▸ THE PROBLEM:
Copy every line in the records below that contains the word "немесе".

──────── EXTRACTED RECORDS ────────

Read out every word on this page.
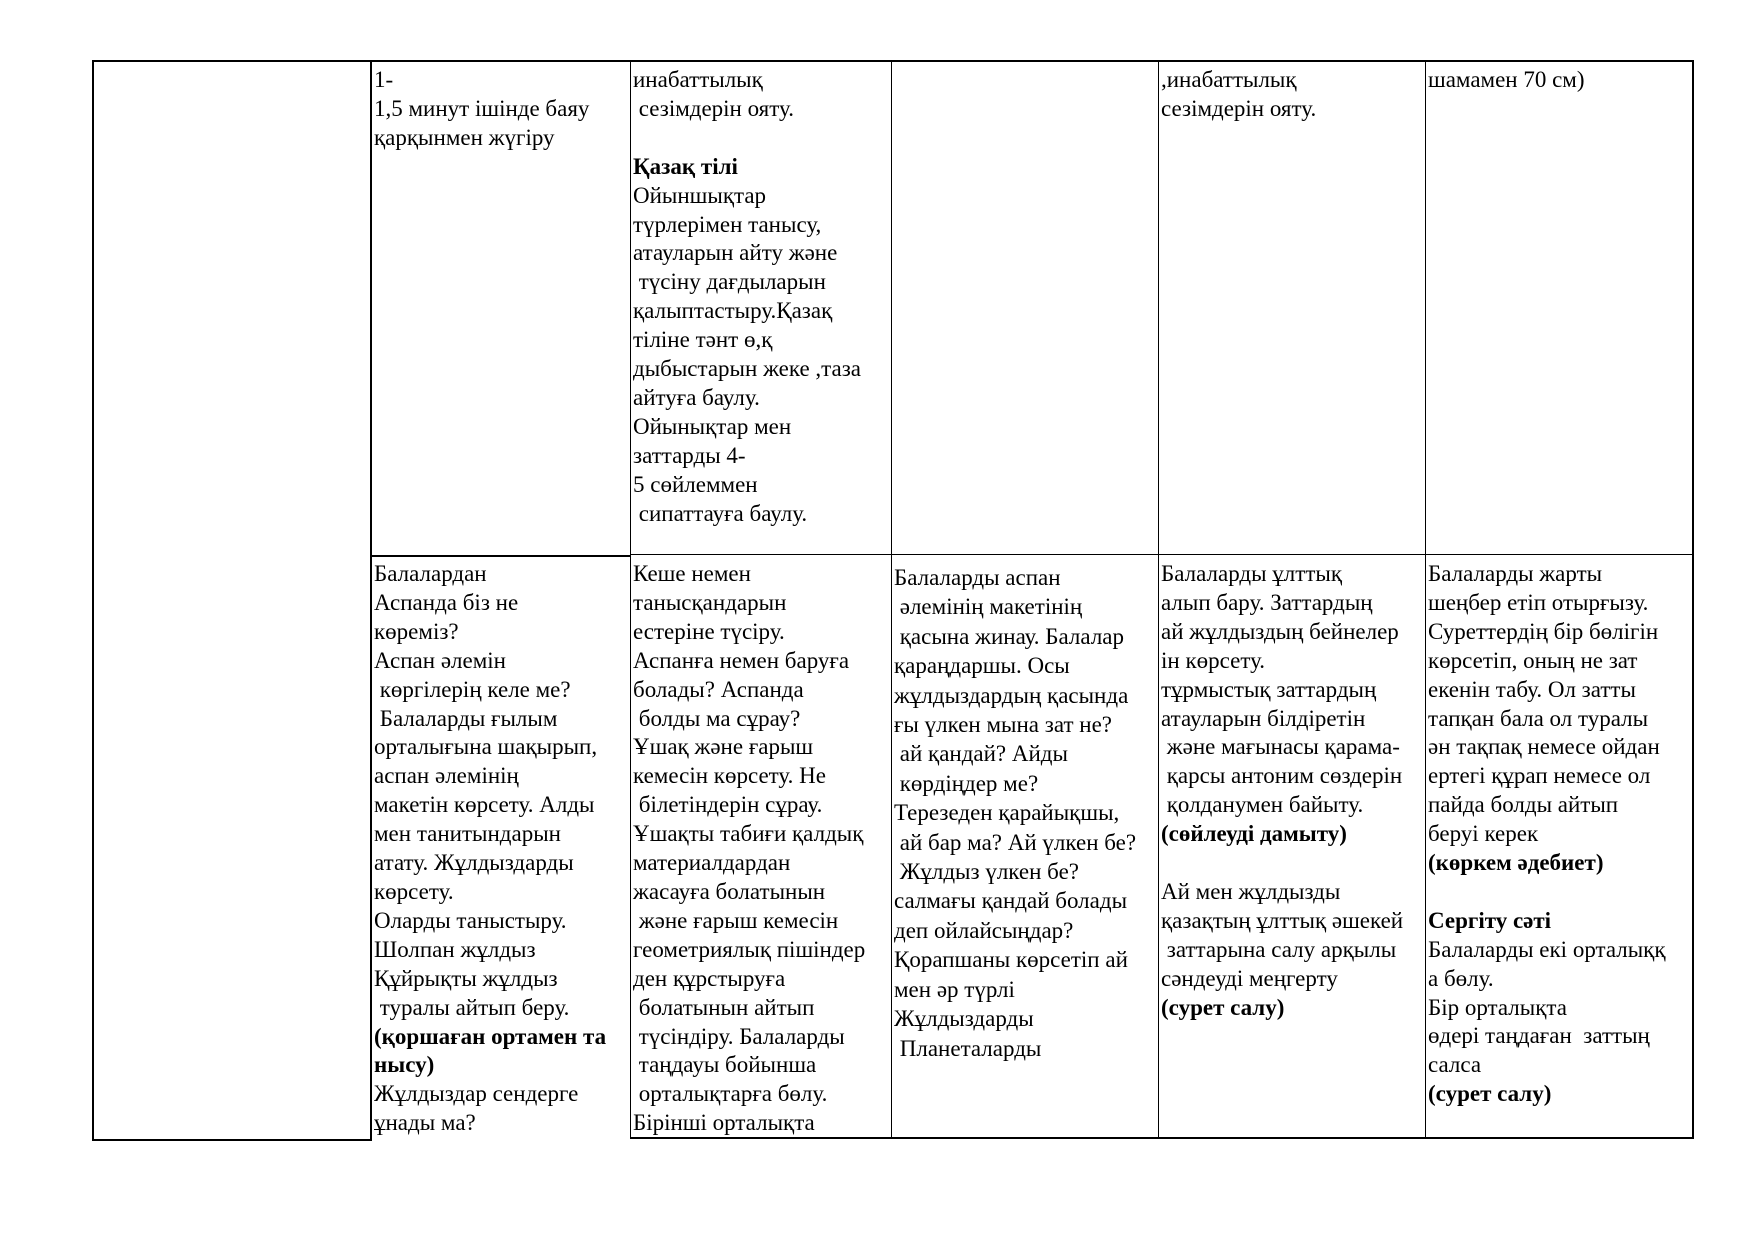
1-
1,5 минут ішінде баяу
қарқынмен жүгіру
инабаттылық
сезімдерін ояту.
Қазақ тілі
Ойыншықтар
түрлерімен танысу,
атауларын айту және
түсіну дағдыларын
қалыптастыру.Қазақ
тіліне тәнт ө,қ
дыбыстарын жеке ,таза
айтуға баулу.
Ойынықтар мен
заттарды 4-
5 сөйлеммен
сипаттауға баулу.
,инабаттылық
сезімдерін ояту.
шамамен 70 см)
Балалардан
Аспанда біз не
көреміз?
Аспан әлемін
көргілерің келе ме?
Балаларды ғылым
орталығына шақырып,
аспан әлемінің
макетін көрсету. Алды
мен танитындарын
атату. Жұлдыздарды
көрсету.
Оларды таныстыру.
Шолпан жұлдыз
Құйрықты жұлдыз
туралы айтып беру.
(қоршаған ортамен та
нысу)
Жұлдыздар сендерге
ұнады ма?
Кеше немен
танысқандарын
естеріне түсіру.
Аспанға немен баруға
болады? Аспанда
болды ма сұрау?
Ұшақ және ғарыш
кемесін көрсету. Не
білетіндерін сұрау.
Ұшақты табиғи қалдық
материалдардан
жасауға болатынын
және ғарыш кемесін
геометриялық пішіндер
ден құрстыруға
болатынын айтып
түсіндіру. Балаларды
таңдауы бойынша
орталықтарға бөлу.
Бірінші орталықта
Балаларды аспан
әлемінің макетінің
қасына жинау. Балалар
қараңдаршы. Осы
жұлдыздардың қасында
ғы үлкен мына зат не?
ай қандай? Айды
көрдіңдер ме?
Терезеден қарайықшы,
ай бар ма? Ай үлкен бе?
Жұлдыз үлкен бе?
салмағы қандай болады
деп ойлайсыңдар?
Қорапшаны көрсетіп ай
мен әр түрлі
Жұлдыздарды
Планеталарды
Балаларды ұлттық
алып бару. Заттардың
ай жұлдыздың бейнелер
ін көрсету.
тұрмыстық заттардың
атауларын білдіретін
және мағынасы қарама-
қарсы антоним сөздерін
қолданумен байыту.
(сөйлеуді дамыту)
Ай мен жұлдызды
қазақтың ұлттық әшекей
заттарына салу арқылы
сәндеуді меңгерту
(сурет салу)
Балаларды жарты
шеңбер етіп отырғызу.
Суреттердің бір бөлігін
көрсетіп, оның не зат
екенін табу. Ол затты
тапқан бала ол туралы
ән тақпақ немесе ойдан
ертегі құрап немесе ол
пайда болды айтып
беруі керек
(көркем әдебиет)
Сергіту сәті
Балаларды екі орталыққ
а бөлу.
Бір орталықта
өдері таңдаған  заттың
салса
(сурет салу)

────────

▸ OUTPUT OF THE EXERCISE:
ән тақпақ немесе ойдан
ертегі құрап немесе ол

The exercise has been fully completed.